:: Required task ::
Reproduce the entries in full, with no changes.

[Data entries]
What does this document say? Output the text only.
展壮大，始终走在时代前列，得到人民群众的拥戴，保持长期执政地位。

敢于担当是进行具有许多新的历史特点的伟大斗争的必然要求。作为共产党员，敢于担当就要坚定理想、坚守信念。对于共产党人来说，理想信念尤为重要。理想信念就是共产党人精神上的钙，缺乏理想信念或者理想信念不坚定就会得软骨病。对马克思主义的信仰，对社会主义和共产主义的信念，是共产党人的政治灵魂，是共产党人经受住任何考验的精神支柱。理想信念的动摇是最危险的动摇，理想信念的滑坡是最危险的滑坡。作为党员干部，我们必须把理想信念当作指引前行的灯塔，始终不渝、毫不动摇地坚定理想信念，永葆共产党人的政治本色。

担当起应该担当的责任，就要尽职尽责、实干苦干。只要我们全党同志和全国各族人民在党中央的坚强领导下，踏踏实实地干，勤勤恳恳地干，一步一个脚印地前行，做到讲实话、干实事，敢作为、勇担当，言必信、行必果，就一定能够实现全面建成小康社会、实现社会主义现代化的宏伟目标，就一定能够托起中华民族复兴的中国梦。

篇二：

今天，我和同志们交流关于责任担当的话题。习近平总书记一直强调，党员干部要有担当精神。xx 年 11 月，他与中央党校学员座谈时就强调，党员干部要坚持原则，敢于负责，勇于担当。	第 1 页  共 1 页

:: Answer to this problem ::
What does this document say? Output the text only.
展壮大，始终走在时代前列，得到人民群众的拥戴，保持长期执政地位。

敢于担当是进行具有许多新的历史特点的伟大斗争的必然要求。作为共产党员，敢于担当就要坚定理想、坚守信念。对于共产党人来说，理想信念尤为重要。理想信念就是共产党人精神上的钙，缺乏理想信念或者理想信念不坚定就会得软骨病。对马克思主义的信仰，对社会主义和共产主义的信念，是共产党人的政治灵魂，是共产党人经受住任何考验的精神支柱。理想信念的动摇是最危险的动摇，理想信念的滑坡是最危险的滑坡。作为党员干部，我们必须把理想信念当作指引前行的灯塔，始终不渝、毫不动摇地坚定理想信念，永葆共产党人的政治本色。

担当起应该担当的责任，就要尽职尽责、实干苦干。只要我们全党同志和全国各族人民在党中央的坚强领导下，踏踏实实地干，勤勤恳恳地干，一步一个脚印地前行，做到讲实话、干实事，敢作为、勇担当，言必信、行必果，就一定能够实现全面建成小康社会、实现社会主义现代化的宏伟目标，就一定能够托起中华民族复兴的中国梦。

篇二：

今天，我和同志们交流关于责任担当的话题。习近平总书记一直强调，党员干部要有担当精神。xx 年 11 月，他与中央党校学员座谈时就强调，党员干部要坚持原则，敢于负责，勇于担当。	第 1 页  共 1 页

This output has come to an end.